:: MATERIAL SUPPLIED ::

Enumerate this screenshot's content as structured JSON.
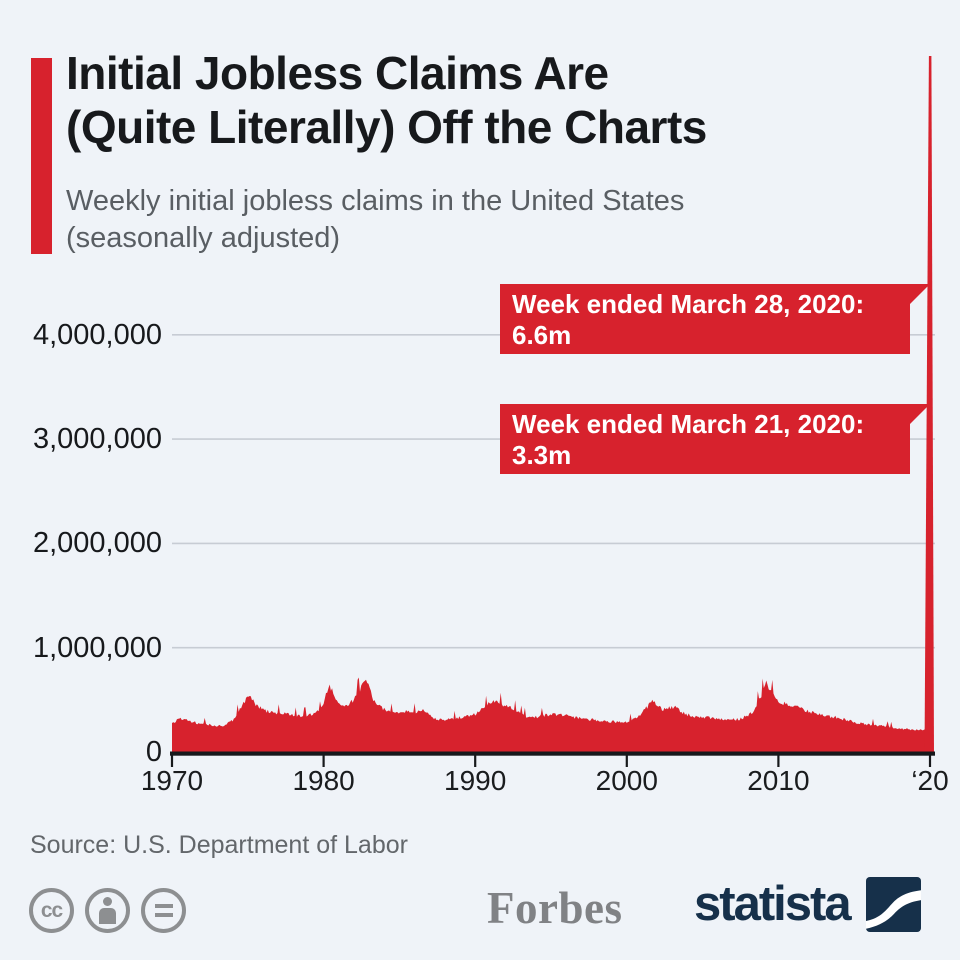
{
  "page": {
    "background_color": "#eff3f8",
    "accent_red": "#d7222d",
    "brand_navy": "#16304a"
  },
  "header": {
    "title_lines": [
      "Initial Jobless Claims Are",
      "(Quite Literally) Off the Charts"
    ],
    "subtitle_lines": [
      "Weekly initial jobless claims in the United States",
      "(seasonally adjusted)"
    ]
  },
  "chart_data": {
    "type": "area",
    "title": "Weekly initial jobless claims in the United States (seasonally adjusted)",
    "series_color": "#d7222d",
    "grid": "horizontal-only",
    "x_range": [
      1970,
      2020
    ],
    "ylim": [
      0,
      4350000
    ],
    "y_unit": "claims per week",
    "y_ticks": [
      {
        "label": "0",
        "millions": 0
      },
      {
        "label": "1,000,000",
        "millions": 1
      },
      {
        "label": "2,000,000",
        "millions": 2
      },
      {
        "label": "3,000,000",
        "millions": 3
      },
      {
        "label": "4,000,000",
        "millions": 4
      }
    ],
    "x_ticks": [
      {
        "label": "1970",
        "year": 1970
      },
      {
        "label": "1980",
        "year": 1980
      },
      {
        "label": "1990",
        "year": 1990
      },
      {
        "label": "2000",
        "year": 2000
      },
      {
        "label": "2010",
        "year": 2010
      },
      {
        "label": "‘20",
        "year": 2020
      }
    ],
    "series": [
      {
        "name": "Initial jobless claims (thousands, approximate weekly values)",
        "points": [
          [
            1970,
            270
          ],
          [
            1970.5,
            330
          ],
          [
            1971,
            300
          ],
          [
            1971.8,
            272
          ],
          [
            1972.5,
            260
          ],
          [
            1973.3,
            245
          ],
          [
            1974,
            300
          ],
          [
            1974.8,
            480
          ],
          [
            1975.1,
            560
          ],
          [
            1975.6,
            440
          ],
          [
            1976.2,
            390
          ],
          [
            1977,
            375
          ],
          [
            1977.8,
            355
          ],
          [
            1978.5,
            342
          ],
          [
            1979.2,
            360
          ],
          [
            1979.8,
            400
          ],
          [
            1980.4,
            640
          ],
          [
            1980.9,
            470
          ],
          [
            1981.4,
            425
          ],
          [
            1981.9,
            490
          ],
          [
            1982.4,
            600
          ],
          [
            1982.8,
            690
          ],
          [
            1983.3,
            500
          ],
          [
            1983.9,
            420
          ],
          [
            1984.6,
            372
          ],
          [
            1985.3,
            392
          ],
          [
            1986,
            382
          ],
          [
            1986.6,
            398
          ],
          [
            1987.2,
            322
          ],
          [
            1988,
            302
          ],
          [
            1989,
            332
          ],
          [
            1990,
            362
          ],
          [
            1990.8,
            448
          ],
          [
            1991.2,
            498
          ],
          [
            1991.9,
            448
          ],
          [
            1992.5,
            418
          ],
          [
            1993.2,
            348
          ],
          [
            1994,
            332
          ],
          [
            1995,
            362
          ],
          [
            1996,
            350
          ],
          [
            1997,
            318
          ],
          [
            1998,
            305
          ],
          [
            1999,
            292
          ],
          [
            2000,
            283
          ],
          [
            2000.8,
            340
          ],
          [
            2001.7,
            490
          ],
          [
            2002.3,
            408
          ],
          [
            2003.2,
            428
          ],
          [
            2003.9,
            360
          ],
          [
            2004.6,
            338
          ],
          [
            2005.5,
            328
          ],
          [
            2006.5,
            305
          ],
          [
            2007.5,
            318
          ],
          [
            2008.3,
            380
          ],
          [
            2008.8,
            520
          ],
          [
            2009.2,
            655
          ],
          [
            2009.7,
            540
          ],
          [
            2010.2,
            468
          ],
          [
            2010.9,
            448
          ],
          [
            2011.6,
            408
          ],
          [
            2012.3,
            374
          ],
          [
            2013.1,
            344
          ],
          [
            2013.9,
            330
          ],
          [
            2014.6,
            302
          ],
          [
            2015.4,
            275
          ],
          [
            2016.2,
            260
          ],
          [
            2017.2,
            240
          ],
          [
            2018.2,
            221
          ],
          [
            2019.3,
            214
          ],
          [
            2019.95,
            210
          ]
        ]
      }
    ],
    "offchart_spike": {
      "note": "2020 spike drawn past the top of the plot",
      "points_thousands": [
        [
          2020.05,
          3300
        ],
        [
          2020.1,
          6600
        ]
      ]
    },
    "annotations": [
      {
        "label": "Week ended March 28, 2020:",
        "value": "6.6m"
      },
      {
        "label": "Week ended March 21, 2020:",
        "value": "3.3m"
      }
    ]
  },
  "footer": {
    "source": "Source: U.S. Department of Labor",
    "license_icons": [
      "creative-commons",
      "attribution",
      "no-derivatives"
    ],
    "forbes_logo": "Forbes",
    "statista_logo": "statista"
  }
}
--
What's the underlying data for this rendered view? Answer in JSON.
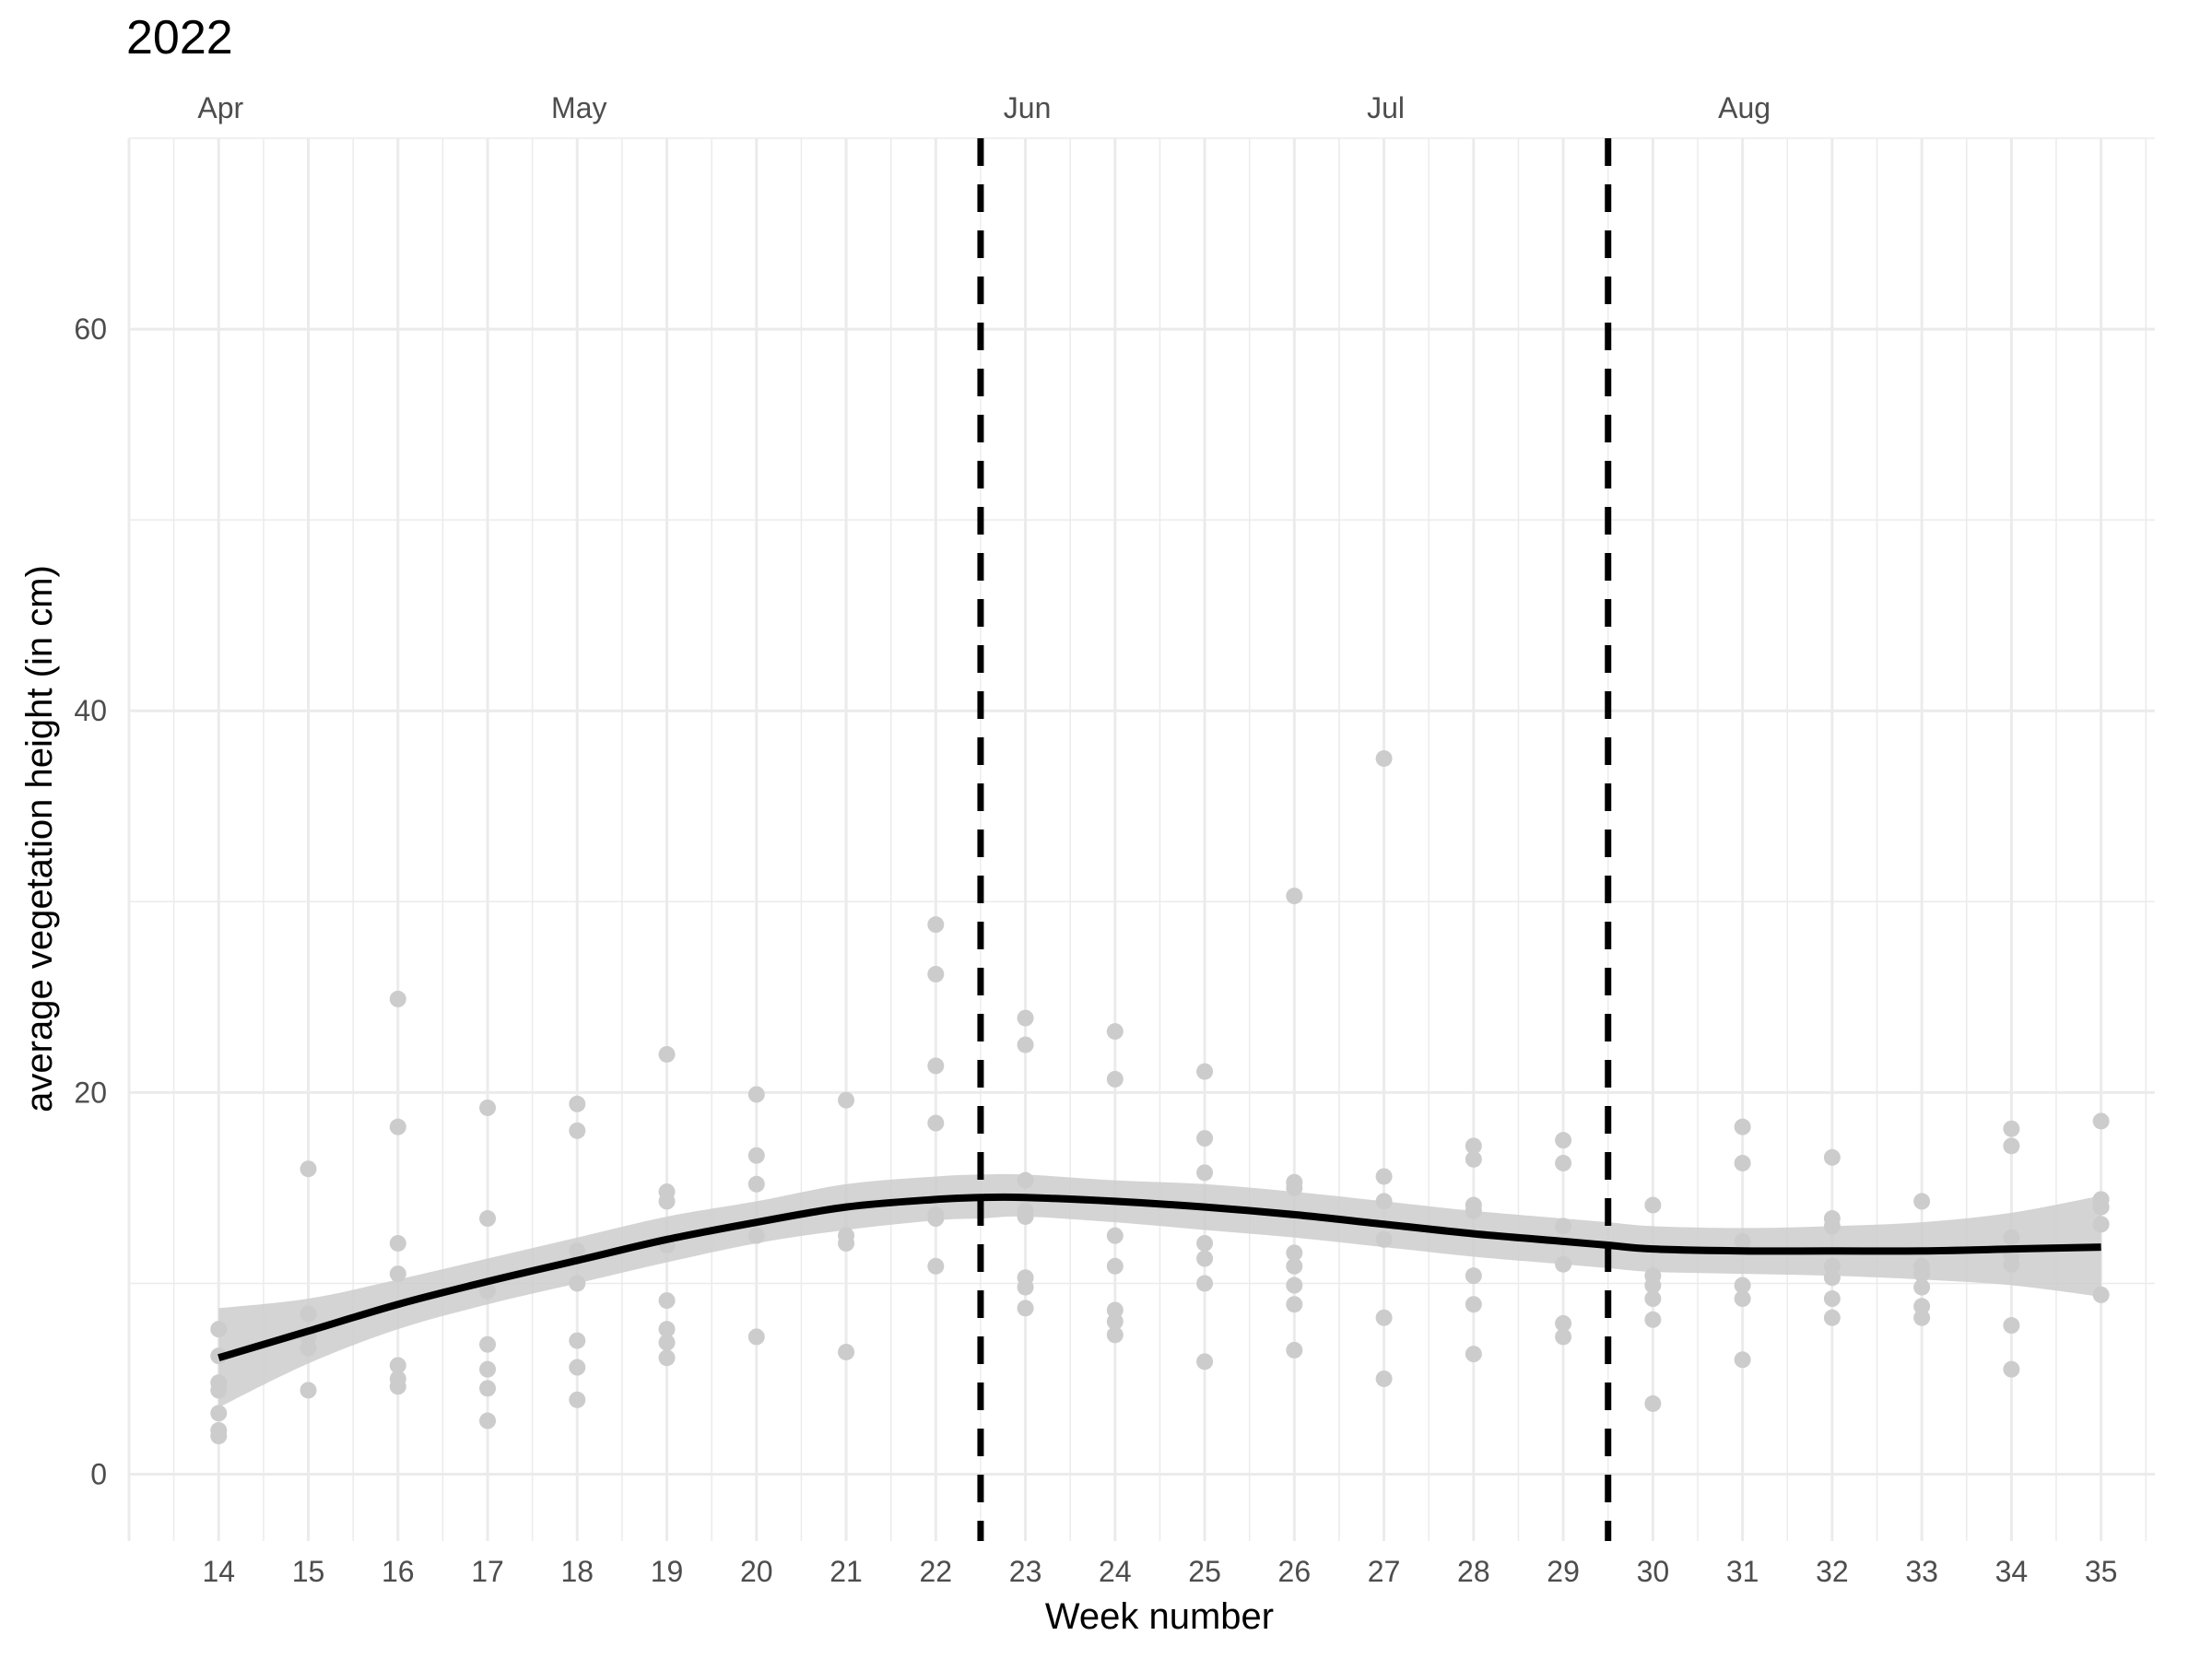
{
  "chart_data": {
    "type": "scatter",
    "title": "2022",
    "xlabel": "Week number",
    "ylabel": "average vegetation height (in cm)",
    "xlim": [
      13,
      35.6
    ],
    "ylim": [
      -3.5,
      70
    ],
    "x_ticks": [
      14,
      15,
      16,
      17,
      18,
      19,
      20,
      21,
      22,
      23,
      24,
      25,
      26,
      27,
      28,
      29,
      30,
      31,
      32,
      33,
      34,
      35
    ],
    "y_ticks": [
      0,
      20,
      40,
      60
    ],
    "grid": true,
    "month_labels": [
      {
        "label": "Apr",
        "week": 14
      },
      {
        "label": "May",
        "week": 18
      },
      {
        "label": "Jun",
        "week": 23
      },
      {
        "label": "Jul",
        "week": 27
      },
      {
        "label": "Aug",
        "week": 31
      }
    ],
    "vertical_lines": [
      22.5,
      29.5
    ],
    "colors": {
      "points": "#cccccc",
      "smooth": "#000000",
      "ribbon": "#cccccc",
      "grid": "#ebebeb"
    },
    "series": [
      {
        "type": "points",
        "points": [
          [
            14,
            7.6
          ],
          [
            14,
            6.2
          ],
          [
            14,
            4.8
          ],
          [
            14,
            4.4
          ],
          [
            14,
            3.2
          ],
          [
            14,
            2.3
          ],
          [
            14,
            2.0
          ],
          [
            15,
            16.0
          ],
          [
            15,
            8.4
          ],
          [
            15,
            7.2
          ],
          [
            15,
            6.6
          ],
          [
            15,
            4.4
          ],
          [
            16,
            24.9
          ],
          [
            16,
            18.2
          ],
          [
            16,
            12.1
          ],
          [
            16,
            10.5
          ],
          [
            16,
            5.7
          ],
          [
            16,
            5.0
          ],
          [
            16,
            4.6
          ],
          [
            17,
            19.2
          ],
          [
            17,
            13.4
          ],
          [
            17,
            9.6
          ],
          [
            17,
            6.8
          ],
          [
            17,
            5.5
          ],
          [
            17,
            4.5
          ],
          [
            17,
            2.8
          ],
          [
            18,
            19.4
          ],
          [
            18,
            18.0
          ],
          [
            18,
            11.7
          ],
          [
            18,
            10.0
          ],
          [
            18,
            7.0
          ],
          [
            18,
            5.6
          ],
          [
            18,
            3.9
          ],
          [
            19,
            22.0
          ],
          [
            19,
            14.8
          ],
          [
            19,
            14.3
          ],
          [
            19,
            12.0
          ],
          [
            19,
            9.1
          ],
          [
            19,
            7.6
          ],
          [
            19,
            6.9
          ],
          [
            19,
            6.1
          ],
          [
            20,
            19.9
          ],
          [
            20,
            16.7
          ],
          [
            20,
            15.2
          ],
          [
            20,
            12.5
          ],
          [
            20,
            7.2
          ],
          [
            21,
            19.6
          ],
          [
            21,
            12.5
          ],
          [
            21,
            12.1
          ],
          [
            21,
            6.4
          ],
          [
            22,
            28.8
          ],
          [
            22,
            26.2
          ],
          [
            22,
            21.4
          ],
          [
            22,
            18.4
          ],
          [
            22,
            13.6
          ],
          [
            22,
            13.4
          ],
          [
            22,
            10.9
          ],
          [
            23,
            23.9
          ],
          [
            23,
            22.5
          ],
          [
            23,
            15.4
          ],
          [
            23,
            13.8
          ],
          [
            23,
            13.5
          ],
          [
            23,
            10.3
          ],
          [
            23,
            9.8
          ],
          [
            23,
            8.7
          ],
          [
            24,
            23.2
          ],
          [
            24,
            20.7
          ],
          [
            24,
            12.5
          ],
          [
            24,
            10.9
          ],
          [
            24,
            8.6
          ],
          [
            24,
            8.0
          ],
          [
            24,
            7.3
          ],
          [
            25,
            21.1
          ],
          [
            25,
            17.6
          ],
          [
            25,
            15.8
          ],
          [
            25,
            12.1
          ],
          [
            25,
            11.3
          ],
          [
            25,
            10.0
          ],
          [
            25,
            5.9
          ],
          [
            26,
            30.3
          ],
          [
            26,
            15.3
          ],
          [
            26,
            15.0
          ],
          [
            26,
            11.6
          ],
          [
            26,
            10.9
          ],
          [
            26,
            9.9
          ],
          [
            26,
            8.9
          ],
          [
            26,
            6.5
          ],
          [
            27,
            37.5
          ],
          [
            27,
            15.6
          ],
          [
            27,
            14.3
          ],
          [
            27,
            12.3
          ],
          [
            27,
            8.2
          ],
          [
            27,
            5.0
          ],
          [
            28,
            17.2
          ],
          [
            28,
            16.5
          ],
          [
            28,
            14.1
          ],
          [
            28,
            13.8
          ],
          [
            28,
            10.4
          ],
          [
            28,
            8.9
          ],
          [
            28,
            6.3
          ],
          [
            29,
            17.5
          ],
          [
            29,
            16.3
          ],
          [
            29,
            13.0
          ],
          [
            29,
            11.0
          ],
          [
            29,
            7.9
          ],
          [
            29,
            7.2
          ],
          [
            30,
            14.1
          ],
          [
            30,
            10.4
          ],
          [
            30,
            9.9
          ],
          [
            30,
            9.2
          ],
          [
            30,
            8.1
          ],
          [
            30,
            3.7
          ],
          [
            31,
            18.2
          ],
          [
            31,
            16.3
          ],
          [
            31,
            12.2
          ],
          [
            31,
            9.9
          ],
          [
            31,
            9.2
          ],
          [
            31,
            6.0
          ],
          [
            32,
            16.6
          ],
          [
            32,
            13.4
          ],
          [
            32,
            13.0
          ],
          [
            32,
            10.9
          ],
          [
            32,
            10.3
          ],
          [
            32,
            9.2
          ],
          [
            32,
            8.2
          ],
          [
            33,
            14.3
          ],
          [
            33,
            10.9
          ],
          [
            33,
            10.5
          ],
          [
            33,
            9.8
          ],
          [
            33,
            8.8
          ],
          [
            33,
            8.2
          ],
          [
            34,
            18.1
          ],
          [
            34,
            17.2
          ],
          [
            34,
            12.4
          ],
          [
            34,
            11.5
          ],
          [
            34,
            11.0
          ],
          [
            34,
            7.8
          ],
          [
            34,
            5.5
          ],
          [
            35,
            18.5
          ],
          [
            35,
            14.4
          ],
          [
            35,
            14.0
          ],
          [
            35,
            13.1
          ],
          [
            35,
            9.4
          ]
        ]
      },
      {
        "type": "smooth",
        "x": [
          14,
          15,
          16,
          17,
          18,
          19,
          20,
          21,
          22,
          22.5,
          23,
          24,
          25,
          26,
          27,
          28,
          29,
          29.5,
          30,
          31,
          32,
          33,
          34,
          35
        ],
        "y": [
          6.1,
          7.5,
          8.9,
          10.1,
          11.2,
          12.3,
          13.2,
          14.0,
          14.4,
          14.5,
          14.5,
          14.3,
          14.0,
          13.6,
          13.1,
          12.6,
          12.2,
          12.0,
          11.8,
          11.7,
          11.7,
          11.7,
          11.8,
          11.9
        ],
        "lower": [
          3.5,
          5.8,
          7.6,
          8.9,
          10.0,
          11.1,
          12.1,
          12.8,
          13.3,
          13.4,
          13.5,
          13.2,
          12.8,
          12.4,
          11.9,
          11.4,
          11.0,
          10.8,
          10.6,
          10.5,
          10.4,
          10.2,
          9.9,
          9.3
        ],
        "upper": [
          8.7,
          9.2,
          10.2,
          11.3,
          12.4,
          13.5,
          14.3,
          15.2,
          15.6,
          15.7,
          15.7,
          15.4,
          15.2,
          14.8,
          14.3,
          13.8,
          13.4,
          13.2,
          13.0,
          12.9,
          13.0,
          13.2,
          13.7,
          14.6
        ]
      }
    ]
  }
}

:: DIRECTIONS FOR THIS TASK ::
Check every line for "type" and show the ones that have it.

:: SOLUTION FOR THIS PROBLEM ::
    "type": "area",
    "type": "scatter",
        "type": "points",
        "type": "smooth",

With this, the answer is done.